━━━━━ Material provided

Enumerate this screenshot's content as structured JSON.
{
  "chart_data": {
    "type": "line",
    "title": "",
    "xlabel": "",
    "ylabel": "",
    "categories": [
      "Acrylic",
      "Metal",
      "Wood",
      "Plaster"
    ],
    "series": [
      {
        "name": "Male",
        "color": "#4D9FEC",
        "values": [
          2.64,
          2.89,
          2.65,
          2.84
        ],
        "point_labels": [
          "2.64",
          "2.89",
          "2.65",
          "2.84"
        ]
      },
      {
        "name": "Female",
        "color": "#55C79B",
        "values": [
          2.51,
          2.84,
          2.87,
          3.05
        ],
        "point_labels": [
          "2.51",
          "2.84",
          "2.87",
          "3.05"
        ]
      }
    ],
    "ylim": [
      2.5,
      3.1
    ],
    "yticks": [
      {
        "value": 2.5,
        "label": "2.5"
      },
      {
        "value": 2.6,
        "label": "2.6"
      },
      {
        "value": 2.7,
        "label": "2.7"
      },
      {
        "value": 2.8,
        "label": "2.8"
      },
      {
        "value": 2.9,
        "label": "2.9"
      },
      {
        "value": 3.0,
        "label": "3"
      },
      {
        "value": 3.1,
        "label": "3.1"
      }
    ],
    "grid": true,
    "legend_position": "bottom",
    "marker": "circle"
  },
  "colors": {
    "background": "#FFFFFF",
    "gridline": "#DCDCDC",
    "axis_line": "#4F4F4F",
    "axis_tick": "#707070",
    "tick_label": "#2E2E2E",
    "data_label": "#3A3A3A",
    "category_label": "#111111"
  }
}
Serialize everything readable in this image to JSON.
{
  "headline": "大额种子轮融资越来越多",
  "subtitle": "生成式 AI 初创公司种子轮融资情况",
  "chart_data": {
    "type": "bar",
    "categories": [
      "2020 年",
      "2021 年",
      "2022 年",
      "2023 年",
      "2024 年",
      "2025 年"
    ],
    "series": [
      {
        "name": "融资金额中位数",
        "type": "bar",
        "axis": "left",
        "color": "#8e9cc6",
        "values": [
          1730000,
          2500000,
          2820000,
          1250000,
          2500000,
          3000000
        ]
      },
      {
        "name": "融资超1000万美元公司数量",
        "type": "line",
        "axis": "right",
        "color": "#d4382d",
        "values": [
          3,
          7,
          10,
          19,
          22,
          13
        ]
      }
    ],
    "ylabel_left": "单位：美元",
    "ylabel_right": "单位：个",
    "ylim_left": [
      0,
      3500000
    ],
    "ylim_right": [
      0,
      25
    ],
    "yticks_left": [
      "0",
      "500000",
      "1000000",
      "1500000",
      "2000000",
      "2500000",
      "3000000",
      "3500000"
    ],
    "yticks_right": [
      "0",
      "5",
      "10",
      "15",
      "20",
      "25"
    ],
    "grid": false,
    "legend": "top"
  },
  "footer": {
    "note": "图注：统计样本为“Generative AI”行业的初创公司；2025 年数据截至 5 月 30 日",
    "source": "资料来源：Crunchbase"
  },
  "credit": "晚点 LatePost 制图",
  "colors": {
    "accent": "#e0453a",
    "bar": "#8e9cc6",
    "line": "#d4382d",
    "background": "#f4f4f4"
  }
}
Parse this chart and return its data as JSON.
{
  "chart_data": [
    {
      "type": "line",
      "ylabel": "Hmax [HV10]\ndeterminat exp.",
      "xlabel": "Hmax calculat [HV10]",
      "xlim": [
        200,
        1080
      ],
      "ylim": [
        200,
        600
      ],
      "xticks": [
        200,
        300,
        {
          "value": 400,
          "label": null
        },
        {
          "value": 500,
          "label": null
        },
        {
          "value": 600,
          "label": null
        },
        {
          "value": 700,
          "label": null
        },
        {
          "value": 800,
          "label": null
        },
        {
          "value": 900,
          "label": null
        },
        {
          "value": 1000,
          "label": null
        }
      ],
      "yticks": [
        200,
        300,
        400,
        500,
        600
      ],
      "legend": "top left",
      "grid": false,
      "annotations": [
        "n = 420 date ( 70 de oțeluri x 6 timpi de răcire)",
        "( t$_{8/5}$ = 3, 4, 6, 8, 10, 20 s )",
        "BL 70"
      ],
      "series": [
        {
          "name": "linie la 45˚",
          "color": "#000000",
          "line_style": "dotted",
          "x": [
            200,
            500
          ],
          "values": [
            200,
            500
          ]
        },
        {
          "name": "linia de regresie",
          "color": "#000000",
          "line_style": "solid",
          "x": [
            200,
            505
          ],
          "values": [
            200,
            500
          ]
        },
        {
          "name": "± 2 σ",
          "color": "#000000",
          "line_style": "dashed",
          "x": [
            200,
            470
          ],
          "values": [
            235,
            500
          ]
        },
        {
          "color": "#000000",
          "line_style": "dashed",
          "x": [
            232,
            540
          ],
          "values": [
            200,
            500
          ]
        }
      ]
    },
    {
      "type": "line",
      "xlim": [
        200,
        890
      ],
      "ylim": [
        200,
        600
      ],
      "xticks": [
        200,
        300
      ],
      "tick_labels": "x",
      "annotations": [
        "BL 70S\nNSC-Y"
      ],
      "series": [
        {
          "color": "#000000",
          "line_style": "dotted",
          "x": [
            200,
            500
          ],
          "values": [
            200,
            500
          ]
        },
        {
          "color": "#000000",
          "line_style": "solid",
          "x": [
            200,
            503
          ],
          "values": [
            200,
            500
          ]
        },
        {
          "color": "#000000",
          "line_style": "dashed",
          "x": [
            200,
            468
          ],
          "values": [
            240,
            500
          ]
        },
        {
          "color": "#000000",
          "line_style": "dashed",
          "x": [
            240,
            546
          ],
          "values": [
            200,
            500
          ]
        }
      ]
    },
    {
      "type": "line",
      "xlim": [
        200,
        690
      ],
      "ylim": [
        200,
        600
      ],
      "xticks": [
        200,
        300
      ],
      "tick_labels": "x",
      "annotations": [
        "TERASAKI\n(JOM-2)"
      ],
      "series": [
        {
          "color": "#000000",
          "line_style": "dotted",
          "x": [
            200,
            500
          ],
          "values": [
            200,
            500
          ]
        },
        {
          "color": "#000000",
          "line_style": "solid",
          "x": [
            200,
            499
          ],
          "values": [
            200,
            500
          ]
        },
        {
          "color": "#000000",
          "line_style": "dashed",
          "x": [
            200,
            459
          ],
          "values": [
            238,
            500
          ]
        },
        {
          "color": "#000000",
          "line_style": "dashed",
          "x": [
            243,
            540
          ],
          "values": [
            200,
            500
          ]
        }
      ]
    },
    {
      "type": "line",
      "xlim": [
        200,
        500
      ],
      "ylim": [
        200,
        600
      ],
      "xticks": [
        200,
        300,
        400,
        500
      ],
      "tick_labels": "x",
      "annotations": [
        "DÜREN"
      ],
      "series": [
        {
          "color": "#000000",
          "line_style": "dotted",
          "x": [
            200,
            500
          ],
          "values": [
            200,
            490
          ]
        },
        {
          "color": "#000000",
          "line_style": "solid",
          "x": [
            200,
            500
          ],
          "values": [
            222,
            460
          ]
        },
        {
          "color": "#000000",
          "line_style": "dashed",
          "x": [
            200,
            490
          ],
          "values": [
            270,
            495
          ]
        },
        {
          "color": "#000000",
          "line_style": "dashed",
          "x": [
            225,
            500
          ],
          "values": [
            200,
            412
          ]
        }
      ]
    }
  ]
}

━━━━━━━━━━

Given request:
Copy every line above in which the string "this" shows up.

The output:
Enumerate this screenshot's content as structured JSON.
Serialize everything readable in this image to JSON.
Parse this chart and return its data as JSON.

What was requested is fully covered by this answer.